TEXT:

Operations
Daily checks
- Check anonymous
/api/health and /api/version.
- Check
/api/deploy-check/report and /supervisor/health with an allowlist-matching identity.
- Review Queue for unusually long
running jobs.
- If GHCR webhooks are enabled, verify there are no streaks of failed deliveries.
Health checks
- Anonymous liveness:
GET /api/health, GET /api/version
- Operator preflight:
GET /api/deploy-check/report
- Supervisor health:
GET /supervisor/health
- Anonymous
401 auth_required on protected routes is expected in the transparent Forward Auth model; treat it as an application boundary signal, not a gateway outage.
Backup strategy
Back up at least:
- SQLite DB (
DOCKREV_DB_PATH)
- Supervisor state file (
DOCKREV_SUPERVISOR_STATE_PATH)

YOUR INSTRUCTIONS: Extend the operations guide above, picking up right after its final line.

Records from a data source:
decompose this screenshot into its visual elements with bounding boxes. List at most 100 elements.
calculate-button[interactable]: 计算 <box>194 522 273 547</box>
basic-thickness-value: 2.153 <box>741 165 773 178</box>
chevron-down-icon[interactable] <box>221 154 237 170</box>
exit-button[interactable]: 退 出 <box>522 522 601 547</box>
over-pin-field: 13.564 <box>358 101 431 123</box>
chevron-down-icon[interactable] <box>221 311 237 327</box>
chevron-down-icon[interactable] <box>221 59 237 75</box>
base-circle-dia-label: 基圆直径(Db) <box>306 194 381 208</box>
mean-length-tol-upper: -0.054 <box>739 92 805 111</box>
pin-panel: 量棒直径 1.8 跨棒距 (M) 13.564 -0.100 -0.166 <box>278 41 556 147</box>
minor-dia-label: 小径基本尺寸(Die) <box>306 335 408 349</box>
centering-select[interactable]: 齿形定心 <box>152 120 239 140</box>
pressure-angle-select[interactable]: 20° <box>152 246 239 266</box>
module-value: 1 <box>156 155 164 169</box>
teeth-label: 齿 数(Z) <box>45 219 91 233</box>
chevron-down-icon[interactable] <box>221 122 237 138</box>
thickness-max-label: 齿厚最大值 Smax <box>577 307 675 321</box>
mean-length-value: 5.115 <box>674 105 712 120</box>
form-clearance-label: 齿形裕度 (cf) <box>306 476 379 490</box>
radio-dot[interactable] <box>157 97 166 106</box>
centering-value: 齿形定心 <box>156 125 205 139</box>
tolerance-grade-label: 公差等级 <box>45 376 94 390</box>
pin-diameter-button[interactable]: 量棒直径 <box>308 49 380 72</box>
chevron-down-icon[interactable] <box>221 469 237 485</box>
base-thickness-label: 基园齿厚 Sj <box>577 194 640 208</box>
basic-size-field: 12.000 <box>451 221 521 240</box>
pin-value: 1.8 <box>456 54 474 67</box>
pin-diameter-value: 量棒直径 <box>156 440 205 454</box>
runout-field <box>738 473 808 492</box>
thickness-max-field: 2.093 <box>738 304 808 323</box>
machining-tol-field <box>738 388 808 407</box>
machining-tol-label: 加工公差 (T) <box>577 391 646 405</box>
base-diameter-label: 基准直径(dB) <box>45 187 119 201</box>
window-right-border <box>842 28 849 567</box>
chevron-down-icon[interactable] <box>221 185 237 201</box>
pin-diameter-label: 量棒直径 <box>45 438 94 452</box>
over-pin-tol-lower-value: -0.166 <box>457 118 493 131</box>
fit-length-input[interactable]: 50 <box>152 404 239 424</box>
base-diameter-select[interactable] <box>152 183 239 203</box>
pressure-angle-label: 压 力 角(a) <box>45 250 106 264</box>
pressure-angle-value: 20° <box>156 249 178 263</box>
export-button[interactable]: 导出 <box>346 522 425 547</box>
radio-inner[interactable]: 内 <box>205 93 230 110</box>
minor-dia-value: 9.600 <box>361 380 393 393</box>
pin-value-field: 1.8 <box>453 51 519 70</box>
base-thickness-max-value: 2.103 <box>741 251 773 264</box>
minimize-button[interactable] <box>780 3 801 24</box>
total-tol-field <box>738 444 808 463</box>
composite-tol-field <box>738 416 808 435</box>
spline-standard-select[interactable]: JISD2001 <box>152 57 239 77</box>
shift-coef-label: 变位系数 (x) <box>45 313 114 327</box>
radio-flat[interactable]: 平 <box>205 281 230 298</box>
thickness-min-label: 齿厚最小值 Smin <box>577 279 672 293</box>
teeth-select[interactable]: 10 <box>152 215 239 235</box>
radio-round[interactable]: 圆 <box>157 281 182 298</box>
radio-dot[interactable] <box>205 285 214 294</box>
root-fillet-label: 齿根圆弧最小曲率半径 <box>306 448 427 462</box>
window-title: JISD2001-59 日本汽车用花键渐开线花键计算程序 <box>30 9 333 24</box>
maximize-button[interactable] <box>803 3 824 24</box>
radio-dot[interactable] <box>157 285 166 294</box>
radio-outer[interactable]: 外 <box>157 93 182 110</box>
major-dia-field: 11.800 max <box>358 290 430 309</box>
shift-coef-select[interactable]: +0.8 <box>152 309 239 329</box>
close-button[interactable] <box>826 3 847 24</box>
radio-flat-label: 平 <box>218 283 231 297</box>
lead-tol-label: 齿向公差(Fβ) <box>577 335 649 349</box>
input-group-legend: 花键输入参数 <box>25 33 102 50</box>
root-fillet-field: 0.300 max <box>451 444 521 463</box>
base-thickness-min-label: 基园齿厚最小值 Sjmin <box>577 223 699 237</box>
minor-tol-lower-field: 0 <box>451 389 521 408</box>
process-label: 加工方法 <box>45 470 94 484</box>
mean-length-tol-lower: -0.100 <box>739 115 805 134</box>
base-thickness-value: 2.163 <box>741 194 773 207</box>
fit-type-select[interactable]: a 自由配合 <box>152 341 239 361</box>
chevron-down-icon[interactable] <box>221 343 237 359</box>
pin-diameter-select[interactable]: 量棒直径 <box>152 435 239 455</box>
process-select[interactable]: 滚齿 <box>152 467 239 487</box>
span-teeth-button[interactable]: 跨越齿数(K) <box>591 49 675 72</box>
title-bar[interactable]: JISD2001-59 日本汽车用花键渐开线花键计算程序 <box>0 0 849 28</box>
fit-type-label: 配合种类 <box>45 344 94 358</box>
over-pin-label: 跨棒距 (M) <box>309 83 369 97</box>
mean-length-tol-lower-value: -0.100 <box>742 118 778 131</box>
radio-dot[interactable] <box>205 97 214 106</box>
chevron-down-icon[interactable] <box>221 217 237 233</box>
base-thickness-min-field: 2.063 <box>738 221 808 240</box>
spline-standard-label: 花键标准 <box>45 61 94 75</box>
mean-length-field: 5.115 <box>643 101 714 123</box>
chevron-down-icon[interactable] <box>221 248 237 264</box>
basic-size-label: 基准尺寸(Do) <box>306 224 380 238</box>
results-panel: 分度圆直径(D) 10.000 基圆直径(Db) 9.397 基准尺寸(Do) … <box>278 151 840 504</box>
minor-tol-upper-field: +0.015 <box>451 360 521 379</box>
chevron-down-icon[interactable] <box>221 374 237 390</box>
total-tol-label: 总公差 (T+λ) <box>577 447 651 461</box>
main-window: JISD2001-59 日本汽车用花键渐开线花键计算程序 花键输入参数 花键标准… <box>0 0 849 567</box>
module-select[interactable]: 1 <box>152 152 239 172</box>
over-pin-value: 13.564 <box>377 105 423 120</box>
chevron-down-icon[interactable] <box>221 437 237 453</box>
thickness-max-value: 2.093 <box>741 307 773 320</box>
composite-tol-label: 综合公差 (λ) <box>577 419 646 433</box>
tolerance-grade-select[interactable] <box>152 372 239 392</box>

REPLY TO THE EXERCISE:
- Deployment compose files and environment config
Backup execution guidance
- Run during off-peak hours
- Avoid launching risky updates during backup windows
- Validate restore periodically
Restore sequence
- Stop Dockrev and Supervisor
- Restore DB and state file
- Restart services
- Verify Queue/Overview consistency
Upgrade and rollback
- Standard upgrade: change image tag and run
docker compose up -d
- Self-upgrade: use supervisor apply/dry-run/rollback APIs
- Failure rollback: revert to previous stable image + restore latest valid backup if needed
Observability suggestions
- Keep job logs for discovery/check/update
- Monitor spikes in
401, 409, 500
- Watch webhook delivery dedup behavior for GHCR integration
Shared testbox regression (optional)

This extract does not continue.